# Exercise instructions
Read the records below and copy each line that contains "state".

>>>>>

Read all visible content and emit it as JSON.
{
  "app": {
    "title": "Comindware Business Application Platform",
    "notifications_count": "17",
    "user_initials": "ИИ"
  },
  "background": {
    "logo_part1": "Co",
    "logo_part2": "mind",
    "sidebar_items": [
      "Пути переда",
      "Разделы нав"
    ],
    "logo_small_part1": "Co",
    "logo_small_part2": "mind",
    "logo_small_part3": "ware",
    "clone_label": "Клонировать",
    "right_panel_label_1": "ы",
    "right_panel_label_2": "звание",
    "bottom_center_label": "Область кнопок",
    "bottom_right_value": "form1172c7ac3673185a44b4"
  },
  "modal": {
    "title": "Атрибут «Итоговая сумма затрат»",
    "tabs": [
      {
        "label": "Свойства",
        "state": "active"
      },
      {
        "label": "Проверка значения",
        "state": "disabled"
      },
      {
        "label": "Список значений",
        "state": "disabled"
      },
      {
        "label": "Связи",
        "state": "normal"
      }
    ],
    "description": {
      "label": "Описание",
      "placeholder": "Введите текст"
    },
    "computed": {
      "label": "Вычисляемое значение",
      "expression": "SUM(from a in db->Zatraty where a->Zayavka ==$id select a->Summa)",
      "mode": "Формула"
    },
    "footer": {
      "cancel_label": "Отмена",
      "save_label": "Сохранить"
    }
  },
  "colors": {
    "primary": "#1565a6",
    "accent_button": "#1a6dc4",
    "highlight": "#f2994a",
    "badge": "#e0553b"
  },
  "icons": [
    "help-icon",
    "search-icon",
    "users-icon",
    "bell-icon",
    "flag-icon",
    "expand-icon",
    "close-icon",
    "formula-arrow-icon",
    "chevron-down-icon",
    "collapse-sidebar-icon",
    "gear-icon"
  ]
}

<<<<<

# Solved problem
        "state": "active"
        "state": "disabled"
        "state": "disabled"
        "state": "normal"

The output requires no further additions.